Stored entries
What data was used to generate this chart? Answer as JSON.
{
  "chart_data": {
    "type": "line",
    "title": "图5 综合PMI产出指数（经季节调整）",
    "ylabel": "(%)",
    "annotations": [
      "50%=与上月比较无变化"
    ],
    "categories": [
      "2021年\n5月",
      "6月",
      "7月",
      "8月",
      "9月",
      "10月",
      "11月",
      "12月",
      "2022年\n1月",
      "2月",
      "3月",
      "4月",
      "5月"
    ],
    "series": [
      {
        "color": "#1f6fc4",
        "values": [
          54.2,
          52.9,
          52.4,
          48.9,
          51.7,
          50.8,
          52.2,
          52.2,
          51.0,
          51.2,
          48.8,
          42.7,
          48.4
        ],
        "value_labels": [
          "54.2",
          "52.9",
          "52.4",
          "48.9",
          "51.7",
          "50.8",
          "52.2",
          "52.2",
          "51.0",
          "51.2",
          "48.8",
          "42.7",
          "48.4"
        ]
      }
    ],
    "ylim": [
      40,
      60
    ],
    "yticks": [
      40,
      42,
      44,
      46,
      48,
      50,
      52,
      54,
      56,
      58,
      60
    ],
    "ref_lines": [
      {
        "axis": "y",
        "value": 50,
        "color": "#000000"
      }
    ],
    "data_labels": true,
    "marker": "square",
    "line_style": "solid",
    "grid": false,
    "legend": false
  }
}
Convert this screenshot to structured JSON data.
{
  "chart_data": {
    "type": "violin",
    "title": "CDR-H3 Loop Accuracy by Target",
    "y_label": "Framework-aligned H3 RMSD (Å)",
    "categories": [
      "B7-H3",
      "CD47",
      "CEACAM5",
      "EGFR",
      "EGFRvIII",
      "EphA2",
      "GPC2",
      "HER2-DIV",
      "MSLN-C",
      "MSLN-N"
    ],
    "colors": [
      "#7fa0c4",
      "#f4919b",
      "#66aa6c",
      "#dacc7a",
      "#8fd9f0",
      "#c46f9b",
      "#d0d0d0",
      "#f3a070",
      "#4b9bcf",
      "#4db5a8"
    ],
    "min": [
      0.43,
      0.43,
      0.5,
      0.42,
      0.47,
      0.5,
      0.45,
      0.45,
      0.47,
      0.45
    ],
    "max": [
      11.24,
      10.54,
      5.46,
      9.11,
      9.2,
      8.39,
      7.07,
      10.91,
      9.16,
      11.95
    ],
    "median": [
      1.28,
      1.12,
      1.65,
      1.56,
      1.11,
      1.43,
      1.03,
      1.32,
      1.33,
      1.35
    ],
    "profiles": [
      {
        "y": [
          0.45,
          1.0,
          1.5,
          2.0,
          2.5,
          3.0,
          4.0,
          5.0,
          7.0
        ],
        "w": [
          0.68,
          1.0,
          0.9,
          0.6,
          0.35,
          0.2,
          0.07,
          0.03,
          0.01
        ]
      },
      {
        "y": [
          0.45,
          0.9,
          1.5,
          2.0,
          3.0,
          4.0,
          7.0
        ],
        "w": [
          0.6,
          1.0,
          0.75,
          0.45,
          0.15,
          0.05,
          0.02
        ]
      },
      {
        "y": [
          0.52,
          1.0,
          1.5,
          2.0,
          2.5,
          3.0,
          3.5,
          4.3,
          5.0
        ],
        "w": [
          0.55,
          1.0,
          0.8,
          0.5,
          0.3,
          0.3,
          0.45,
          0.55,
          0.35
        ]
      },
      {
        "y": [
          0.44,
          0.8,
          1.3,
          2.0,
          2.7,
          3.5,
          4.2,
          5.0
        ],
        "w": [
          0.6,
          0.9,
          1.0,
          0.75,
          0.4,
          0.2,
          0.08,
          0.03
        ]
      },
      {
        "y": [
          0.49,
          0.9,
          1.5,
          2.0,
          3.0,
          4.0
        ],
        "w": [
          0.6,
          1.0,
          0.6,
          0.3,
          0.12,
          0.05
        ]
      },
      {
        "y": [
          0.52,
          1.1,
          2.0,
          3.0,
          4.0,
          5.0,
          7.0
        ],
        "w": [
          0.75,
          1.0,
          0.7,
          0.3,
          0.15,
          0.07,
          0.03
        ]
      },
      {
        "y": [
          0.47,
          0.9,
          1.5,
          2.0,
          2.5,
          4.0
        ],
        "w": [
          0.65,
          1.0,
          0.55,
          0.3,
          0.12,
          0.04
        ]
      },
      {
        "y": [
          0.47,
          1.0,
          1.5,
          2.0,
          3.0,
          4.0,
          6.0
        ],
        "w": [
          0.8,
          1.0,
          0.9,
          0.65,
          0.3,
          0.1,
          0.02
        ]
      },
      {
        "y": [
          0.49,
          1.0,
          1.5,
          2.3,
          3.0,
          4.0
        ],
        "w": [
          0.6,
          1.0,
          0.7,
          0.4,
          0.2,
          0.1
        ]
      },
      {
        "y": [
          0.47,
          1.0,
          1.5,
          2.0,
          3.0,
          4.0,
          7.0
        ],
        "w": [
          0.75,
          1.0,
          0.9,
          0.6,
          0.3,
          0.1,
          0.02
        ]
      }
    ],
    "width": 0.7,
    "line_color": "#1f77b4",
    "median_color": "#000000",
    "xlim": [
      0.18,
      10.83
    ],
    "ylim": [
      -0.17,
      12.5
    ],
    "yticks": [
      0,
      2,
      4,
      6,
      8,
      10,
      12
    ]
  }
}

> What is needed:
Restate every record exactly, leaving nothing out.

> Task answer:
What data was used to generate this chart? Answer as JSON.
{
  "chart_data": {
    "type": "line",
    "title": "图5 综合PMI产出指数（经季节调整）",
    "ylabel": "(%)",
    "annotations": [
      "50%=与上月比较无变化"
    ],
    "categories": [
      "2021年\n5月",
      "6月",
      "7月",
      "8月",
      "9月",
      "10月",
      "11月",
      "12月",
      "2022年\n1月",
      "2月",
      "3月",
      "4月",
      "5月"
    ],
    "series": [
      {
        "color": "#1f6fc4",
        "values": [
          54.2,
          52.9,
          52.4,
          48.9,
          51.7,
          50.8,
          52.2,
          52.2,
          51.0,
          51.2,
          48.8,
          42.7,
          48.4
        ],
        "value_labels": [
          "54.2",
          "52.9",
          "52.4",
          "48.9",
          "51.7",
          "50.8",
          "52.2",
          "52.2",
          "51.0",
          "51.2",
          "48.8",
          "42.7",
          "48.4"
        ]
      }
    ],
    "ylim": [
      40,
      60
    ],
    "yticks": [
      40,
      42,
      44,
      46,
      48,
      50,
      52,
      54,
      56,
      58,
      60
    ],
    "ref_lines": [
      {
        "axis": "y",
        "value": 50,
        "color": "#000000"
      }
    ],
    "data_labels": true,
    "marker": "square",
    "line_style": "solid",
    "grid": false,
    "legend": false
  }
}
Convert this screenshot to structured JSON data.
{
  "chart_data": {
    "type": "violin",
    "title": "CDR-H3 Loop Accuracy by Target",
    "y_label": "Framework-aligned H3 RMSD (Å)",
    "categories": [
      "B7-H3",
      "CD47",
      "CEACAM5",
      "EGFR",
      "EGFRvIII",
      "EphA2",
      "GPC2",
      "HER2-DIV",
      "MSLN-C",
      "MSLN-N"
    ],
    "colors": [
      "#7fa0c4",
      "#f4919b",
      "#66aa6c",
      "#dacc7a",
      "#8fd9f0",
      "#c46f9b",
      "#d0d0d0",
      "#f3a070",
      "#4b9bcf",
      "#4db5a8"
    ],
    "min": [
      0.43,
      0.43,
      0.5,
      0.42,
      0.47,
      0.5,
      0.45,
      0.45,
      0.47,
      0.45
    ],
    "max": [
      11.24,
      10.54,
      5.46,
      9.11,
      9.2,
      8.39,
      7.07,
      10.91,
      9.16,
      11.95
    ],
    "median": [
      1.28,
      1.12,
      1.65,
      1.56,
      1.11,
      1.43,
      1.03,
      1.32,
      1.33,
      1.35
    ],
    "profiles": [
      {
        "y": [
          0.45,
          1.0,
          1.5,
          2.0,
          2.5,
          3.0,
          4.0,
          5.0,
          7.0
        ],
        "w": [
          0.68,
          1.0,
          0.9,
          0.6,
          0.35,
          0.2,
          0.07,
          0.03,
          0.01
        ]
      },
      {
        "y": [
          0.45,
          0.9,
          1.5,
          2.0,
          3.0,
          4.0,
          7.0
        ],
        "w": [
          0.6,
          1.0,
          0.75,
          0.45,
          0.15,
          0.05,
          0.02
        ]
      },
      {
        "y": [
          0.52,
          1.0,
          1.5,
          2.0,
          2.5,
          3.0,
          3.5,
          4.3,
          5.0
        ],
        "w": [
          0.55,
          1.0,
          0.8,
          0.5,
          0.3,
          0.3,
          0.45,
          0.55,
          0.35
        ]
      },
      {
        "y": [
          0.44,
          0.8,
          1.3,
          2.0,
          2.7,
          3.5,
          4.2,
          5.0
        ],
        "w": [
          0.6,
          0.9,
          1.0,
          0.75,
          0.4,
          0.2,
          0.08,
          0.03
        ]
      },
      {
        "y": [
          0.49,
          0.9,
          1.5,
          2.0,
          3.0,
          4.0
        ],
        "w": [
          0.6,
          1.0,
          0.6,
          0.3,
          0.12,
          0.05
        ]
      },
      {
        "y": [
          0.52,
          1.1,
          2.0,
          3.0,
          4.0,
          5.0,
          7.0
        ],
        "w": [
          0.75,
          1.0,
          0.7,
          0.3,
          0.15,
          0.07,
          0.03
        ]
      },
      {
        "y": [
          0.47,
          0.9,
          1.5,
          2.0,
          2.5,
          4.0
        ],
        "w": [
          0.65,
          1.0,
          0.55,
          0.3,
          0.12,
          0.04
        ]
      },
      {
        "y": [
          0.47,
          1.0,
          1.5,
          2.0,
          3.0,
          4.0,
          6.0
        ],
        "w": [
          0.8,
          1.0,
          0.9,
          0.65,
          0.3,
          0.1,
          0.02
        ]
      },
      {
        "y": [
          0.49,
          1.0,
          1.5,
          2.3,
          3.0,
          4.0
        ],
        "w": [
          0.6,
          1.0,
          0.7,
          0.4,
          0.2,
          0.1
        ]
      },
      {
        "y": [
          0.47,
          1.0,
          1.5,
          2.0,
          3.0,
          4.0,
          7.0
        ],
        "w": [
          0.75,
          1.0,
          0.9,
          0.6,
          0.3,
          0.1,
          0.02
        ]
      }
    ],
    "width": 0.7,
    "line_color": "#1f77b4",
    "median_color": "#000000",
    "xlim": [
      0.18,
      10.83
    ],
    "ylim": [
      -0.17,
      12.5
    ],
    "yticks": [
      0,
      2,
      4,
      6,
      8,
      10,
      12
    ]
  }
}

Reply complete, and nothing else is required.